▶ [RECORDS SHOWN]:
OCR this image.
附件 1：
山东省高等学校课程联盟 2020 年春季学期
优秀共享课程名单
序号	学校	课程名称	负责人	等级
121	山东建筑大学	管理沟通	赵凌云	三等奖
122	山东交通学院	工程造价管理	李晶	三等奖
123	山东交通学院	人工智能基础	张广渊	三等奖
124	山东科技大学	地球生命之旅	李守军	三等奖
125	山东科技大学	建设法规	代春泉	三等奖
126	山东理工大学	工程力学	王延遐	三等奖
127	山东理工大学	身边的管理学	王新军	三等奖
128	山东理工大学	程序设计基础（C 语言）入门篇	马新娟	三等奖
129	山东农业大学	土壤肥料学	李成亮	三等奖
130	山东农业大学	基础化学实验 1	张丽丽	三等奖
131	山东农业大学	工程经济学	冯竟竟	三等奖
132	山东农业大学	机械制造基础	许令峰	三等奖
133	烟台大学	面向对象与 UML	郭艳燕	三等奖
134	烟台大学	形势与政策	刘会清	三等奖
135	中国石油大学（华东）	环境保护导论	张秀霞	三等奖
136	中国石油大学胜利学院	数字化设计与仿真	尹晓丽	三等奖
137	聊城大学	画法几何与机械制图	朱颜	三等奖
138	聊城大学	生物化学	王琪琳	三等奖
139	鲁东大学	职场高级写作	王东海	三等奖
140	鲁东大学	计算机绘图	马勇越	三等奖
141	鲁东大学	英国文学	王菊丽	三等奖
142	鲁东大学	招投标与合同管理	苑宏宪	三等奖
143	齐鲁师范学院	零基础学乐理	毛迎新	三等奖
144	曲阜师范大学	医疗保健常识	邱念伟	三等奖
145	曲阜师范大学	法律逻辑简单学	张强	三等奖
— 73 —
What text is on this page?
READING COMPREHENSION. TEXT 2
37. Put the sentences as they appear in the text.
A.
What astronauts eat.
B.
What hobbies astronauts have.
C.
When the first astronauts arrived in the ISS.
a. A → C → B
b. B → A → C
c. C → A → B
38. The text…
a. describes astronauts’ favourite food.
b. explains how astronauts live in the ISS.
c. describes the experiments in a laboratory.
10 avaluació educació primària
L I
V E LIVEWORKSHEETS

▶ [WHAT IS NEEDED]: Your task is to print all of the records exactly.

▶ [RESPONSE BELOW]:
OCR this image.
附件 1：
山东省高等学校课程联盟 2020 年春季学期
优秀共享课程名单
序号	学校	课程名称	负责人	等级
121	山东建筑大学	管理沟通	赵凌云	三等奖
122	山东交通学院	工程造价管理	李晶	三等奖
123	山东交通学院	人工智能基础	张广渊	三等奖
124	山东科技大学	地球生命之旅	李守军	三等奖
125	山东科技大学	建设法规	代春泉	三等奖
126	山东理工大学	工程力学	王延遐	三等奖
127	山东理工大学	身边的管理学	王新军	三等奖
128	山东理工大学	程序设计基础（C 语言）入门篇	马新娟	三等奖
129	山东农业大学	土壤肥料学	李成亮	三等奖
130	山东农业大学	基础化学实验 1	张丽丽	三等奖
131	山东农业大学	工程经济学	冯竟竟	三等奖
132	山东农业大学	机械制造基础	许令峰	三等奖
133	烟台大学	面向对象与 UML	郭艳燕	三等奖
134	烟台大学	形势与政策	刘会清	三等奖
135	中国石油大学（华东）	环境保护导论	张秀霞	三等奖
136	中国石油大学胜利学院	数字化设计与仿真	尹晓丽	三等奖
137	聊城大学	画法几何与机械制图	朱颜	三等奖
138	聊城大学	生物化学	王琪琳	三等奖
139	鲁东大学	职场高级写作	王东海	三等奖
140	鲁东大学	计算机绘图	马勇越	三等奖
141	鲁东大学	英国文学	王菊丽	三等奖
142	鲁东大学	招投标与合同管理	苑宏宪	三等奖
143	齐鲁师范学院	零基础学乐理	毛迎新	三等奖
144	曲阜师范大学	医疗保健常识	邱念伟	三等奖
145	曲阜师范大学	法律逻辑简单学	张强	三等奖
— 73 —
What text is on this page?
READING COMPREHENSION. TEXT 2
37. Put the sentences as they appear in the text.
A.
What astronauts eat.
B.
What hobbies astronauts have.
C.
When the first astronauts arrived in the ISS.
a. A → C → B
b. B → A → C
c. C → A → B
38. The text…
a. describes astronauts’ favourite food.
b. explains how astronauts live in the ISS.
c. describes the experiments in a laboratory.
10 avaluació educació primària
L I
V E LIVEWORKSHEETS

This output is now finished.